→ INSTRUCTIONS TO FOLLOW: Can you reproduce every line of the records below, word for word?

→ EXERCISE INPUTS:
----------------------------------------

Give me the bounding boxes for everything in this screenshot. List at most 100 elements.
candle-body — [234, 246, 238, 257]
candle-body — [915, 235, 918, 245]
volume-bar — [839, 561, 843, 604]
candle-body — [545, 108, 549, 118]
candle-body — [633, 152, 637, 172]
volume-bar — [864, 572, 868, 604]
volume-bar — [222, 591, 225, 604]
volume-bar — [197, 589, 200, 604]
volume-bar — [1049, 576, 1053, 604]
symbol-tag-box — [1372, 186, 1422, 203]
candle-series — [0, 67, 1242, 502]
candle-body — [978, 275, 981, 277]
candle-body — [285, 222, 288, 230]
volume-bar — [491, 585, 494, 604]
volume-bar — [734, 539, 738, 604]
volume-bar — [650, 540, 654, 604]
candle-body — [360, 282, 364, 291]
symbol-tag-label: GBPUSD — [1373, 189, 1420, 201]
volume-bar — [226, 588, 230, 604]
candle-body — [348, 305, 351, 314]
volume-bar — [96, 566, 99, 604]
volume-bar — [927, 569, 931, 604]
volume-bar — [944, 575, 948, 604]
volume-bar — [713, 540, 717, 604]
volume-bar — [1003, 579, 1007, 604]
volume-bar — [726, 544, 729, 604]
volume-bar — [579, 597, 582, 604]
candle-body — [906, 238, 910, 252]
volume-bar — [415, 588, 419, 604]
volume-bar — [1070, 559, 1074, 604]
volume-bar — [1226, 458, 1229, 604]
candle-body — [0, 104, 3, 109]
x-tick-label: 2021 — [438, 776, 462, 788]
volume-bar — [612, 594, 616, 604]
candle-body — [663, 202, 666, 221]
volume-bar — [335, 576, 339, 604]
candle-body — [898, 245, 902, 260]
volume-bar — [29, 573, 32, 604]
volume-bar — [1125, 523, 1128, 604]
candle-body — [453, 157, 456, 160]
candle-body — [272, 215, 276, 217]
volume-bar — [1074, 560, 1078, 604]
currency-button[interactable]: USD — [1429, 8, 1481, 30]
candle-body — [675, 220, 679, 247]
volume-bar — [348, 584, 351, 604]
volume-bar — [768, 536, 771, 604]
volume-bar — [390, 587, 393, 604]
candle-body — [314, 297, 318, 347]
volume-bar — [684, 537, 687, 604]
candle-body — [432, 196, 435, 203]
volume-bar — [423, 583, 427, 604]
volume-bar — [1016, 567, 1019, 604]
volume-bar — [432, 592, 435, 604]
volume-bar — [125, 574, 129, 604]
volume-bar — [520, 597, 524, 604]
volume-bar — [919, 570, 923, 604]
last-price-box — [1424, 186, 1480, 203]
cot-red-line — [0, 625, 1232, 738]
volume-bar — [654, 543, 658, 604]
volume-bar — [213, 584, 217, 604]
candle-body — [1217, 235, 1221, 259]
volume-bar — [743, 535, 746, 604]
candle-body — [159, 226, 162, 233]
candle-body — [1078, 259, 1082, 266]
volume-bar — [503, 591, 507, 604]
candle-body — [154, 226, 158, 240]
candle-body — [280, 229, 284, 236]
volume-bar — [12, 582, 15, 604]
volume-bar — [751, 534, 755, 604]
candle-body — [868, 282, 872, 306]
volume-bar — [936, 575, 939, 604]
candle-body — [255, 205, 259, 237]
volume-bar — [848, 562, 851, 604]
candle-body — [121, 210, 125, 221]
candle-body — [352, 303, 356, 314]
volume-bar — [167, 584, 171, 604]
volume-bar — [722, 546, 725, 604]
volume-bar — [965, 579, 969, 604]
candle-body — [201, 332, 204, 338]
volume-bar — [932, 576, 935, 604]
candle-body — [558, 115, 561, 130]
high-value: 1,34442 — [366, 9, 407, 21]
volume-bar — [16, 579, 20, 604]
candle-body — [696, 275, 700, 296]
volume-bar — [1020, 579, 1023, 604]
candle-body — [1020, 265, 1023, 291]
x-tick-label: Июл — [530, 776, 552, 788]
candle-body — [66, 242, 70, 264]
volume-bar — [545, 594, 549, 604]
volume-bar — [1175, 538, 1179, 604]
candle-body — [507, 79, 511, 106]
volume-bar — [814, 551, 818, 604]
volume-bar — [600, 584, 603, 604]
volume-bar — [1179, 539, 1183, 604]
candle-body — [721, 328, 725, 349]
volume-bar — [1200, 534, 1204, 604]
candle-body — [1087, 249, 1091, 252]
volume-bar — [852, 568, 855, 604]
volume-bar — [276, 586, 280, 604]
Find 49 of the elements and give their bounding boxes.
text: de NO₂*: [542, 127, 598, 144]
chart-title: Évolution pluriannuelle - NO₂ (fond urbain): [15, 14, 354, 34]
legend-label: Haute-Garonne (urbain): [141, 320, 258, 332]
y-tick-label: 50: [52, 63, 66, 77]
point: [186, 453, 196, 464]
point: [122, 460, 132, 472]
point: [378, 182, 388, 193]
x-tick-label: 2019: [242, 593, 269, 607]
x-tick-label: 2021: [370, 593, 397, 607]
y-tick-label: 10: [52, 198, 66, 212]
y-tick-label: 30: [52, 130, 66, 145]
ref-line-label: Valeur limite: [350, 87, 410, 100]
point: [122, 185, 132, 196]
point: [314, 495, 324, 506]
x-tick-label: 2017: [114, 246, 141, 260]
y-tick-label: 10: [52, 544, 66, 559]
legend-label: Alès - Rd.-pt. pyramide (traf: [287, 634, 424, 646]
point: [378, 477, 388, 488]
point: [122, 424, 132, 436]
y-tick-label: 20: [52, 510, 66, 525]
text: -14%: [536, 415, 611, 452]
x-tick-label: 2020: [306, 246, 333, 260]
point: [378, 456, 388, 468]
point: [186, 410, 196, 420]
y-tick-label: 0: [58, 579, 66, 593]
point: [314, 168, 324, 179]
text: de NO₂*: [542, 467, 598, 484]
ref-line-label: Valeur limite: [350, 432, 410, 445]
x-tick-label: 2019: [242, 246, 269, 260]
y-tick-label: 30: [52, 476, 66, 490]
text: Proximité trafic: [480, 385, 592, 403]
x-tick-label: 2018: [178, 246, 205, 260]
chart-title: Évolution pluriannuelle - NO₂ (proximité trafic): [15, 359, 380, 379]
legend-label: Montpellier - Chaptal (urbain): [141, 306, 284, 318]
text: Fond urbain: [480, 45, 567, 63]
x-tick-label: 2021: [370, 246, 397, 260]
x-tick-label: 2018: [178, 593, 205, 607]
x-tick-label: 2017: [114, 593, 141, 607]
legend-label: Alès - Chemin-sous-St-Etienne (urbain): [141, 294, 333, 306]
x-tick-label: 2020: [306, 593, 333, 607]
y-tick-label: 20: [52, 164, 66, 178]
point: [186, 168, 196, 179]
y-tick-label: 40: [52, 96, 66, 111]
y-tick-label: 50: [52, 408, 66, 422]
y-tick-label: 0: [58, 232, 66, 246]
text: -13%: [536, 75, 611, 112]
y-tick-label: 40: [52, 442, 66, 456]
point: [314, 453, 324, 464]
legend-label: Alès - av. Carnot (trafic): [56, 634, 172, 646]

----------------------------------------

→ COMPLETE ANSWER:
Give me the bounding boxes for everything in this screenshot. List at most 100 elements.
candle-body — [234, 246, 238, 257]
candle-body — [915, 235, 918, 245]
volume-bar — [839, 561, 843, 604]
candle-body — [545, 108, 549, 118]
candle-body — [633, 152, 637, 172]
volume-bar — [864, 572, 868, 604]
volume-bar — [222, 591, 225, 604]
volume-bar — [197, 589, 200, 604]
volume-bar — [1049, 576, 1053, 604]
symbol-tag-box — [1372, 186, 1422, 203]
candle-series — [0, 67, 1242, 502]
candle-body — [978, 275, 981, 277]
candle-body — [285, 222, 288, 230]
volume-bar — [491, 585, 494, 604]
volume-bar — [734, 539, 738, 604]
volume-bar — [650, 540, 654, 604]
candle-body — [360, 282, 364, 291]
symbol-tag-label: GBPUSD — [1373, 189, 1420, 201]
volume-bar — [226, 588, 230, 604]
candle-body — [348, 305, 351, 314]
volume-bar — [96, 566, 99, 604]
volume-bar — [927, 569, 931, 604]
volume-bar — [944, 575, 948, 604]
volume-bar — [713, 540, 717, 604]
volume-bar — [1003, 579, 1007, 604]
volume-bar — [726, 544, 729, 604]
volume-bar — [579, 597, 582, 604]
candle-body — [906, 238, 910, 252]
volume-bar — [415, 588, 419, 604]
volume-bar — [1070, 559, 1074, 604]
volume-bar — [1226, 458, 1229, 604]
candle-body — [0, 104, 3, 109]
x-tick-label: 2021 — [438, 776, 462, 788]
volume-bar — [612, 594, 616, 604]
candle-body — [663, 202, 666, 221]
volume-bar — [335, 576, 339, 604]
candle-body — [898, 245, 902, 260]
volume-bar — [29, 573, 32, 604]
volume-bar — [1125, 523, 1128, 604]
candle-body — [453, 157, 456, 160]
candle-body — [272, 215, 276, 217]
volume-bar — [1074, 560, 1078, 604]
currency-button[interactable]: USD — [1429, 8, 1481, 30]
candle-body — [675, 220, 679, 247]
volume-bar — [348, 584, 351, 604]
volume-bar — [768, 536, 771, 604]
volume-bar — [390, 587, 393, 604]
candle-body — [314, 297, 318, 347]
volume-bar — [684, 537, 687, 604]
candle-body — [432, 196, 435, 203]
volume-bar — [423, 583, 427, 604]
volume-bar — [1016, 567, 1019, 604]
volume-bar — [432, 592, 435, 604]
volume-bar — [125, 574, 129, 604]
volume-bar — [520, 597, 524, 604]
volume-bar — [919, 570, 923, 604]
last-price-box — [1424, 186, 1480, 203]
cot-red-line — [0, 625, 1232, 738]
volume-bar — [654, 543, 658, 604]
volume-bar — [213, 584, 217, 604]
candle-body — [1217, 235, 1221, 259]
volume-bar — [743, 535, 746, 604]
candle-body — [159, 226, 162, 233]
candle-body — [1078, 259, 1082, 266]
volume-bar — [503, 591, 507, 604]
candle-body — [154, 226, 158, 240]
candle-body — [280, 229, 284, 236]
volume-bar — [12, 582, 15, 604]
volume-bar — [751, 534, 755, 604]
candle-body — [868, 282, 872, 306]
volume-bar — [936, 575, 939, 604]
candle-body — [255, 205, 259, 237]
volume-bar — [848, 562, 851, 604]
candle-body — [121, 210, 125, 221]
candle-body — [352, 303, 356, 314]
volume-bar — [167, 584, 171, 604]
volume-bar — [722, 546, 725, 604]
volume-bar — [965, 579, 969, 604]
candle-body — [201, 332, 204, 338]
volume-bar — [932, 576, 935, 604]
candle-body — [558, 115, 561, 130]
high-value: 1,34442 — [366, 9, 407, 21]
volume-bar — [16, 579, 20, 604]
candle-body — [696, 275, 700, 296]
volume-bar — [1020, 579, 1023, 604]
candle-body — [1020, 265, 1023, 291]
x-tick-label: Июл — [530, 776, 552, 788]
candle-body — [66, 242, 70, 264]
volume-bar — [545, 594, 549, 604]
volume-bar — [1175, 538, 1179, 604]
candle-body — [507, 79, 511, 106]
volume-bar — [814, 551, 818, 604]
volume-bar — [600, 584, 603, 604]
volume-bar — [1179, 539, 1183, 604]
candle-body — [721, 328, 725, 349]
volume-bar — [1200, 534, 1204, 604]
candle-body — [1087, 249, 1091, 252]
volume-bar — [852, 568, 855, 604]
volume-bar — [276, 586, 280, 604]
Find 49 of the elements and give their bounding boxes.
text: de NO₂*: [542, 127, 598, 144]
chart-title: Évolution pluriannuelle - NO₂ (fond urbain): [15, 14, 354, 34]
legend-label: Haute-Garonne (urbain): [141, 320, 258, 332]
y-tick-label: 50: [52, 63, 66, 77]
point: [186, 453, 196, 464]
point: [122, 460, 132, 472]
point: [378, 182, 388, 193]
x-tick-label: 2019: [242, 593, 269, 607]
x-tick-label: 2021: [370, 593, 397, 607]
y-tick-label: 10: [52, 198, 66, 212]
y-tick-label: 30: [52, 130, 66, 145]
ref-line-label: Valeur limite: [350, 87, 410, 100]
point: [122, 185, 132, 196]
point: [314, 495, 324, 506]
x-tick-label: 2017: [114, 246, 141, 260]
y-tick-label: 10: [52, 544, 66, 559]
legend-label: Alès - Rd.-pt. pyramide (traf: [287, 634, 424, 646]
point: [378, 477, 388, 488]
point: [122, 424, 132, 436]
y-tick-label: 20: [52, 510, 66, 525]
text: -14%: [536, 415, 611, 452]
x-tick-label: 2020: [306, 246, 333, 260]
point: [378, 456, 388, 468]
point: [186, 410, 196, 420]
y-tick-label: 0: [58, 579, 66, 593]
point: [314, 168, 324, 179]
text: de NO₂*: [542, 467, 598, 484]
ref-line-label: Valeur limite: [350, 432, 410, 445]
x-tick-label: 2019: [242, 246, 269, 260]
y-tick-label: 30: [52, 476, 66, 490]
text: Proximité trafic: [480, 385, 592, 403]
x-tick-label: 2018: [178, 246, 205, 260]
chart-title: Évolution pluriannuelle - NO₂ (proximité trafic): [15, 359, 380, 379]
legend-label: Montpellier - Chaptal (urbain): [141, 306, 284, 318]
text: Fond urbain: [480, 45, 567, 63]
x-tick-label: 2021: [370, 246, 397, 260]
x-tick-label: 2018: [178, 593, 205, 607]
x-tick-label: 2017: [114, 593, 141, 607]
legend-label: Alès - Chemin-sous-St-Etienne (urbain): [141, 294, 333, 306]
x-tick-label: 2020: [306, 593, 333, 607]
y-tick-label: 20: [52, 164, 66, 178]
point: [186, 168, 196, 179]
y-tick-label: 40: [52, 96, 66, 111]
y-tick-label: 50: [52, 408, 66, 422]
y-tick-label: 0: [58, 232, 66, 246]
text: -13%: [536, 75, 611, 112]
y-tick-label: 40: [52, 442, 66, 456]
point: [314, 453, 324, 464]
legend-label: Alès - av. Carnot (trafic): [56, 634, 172, 646]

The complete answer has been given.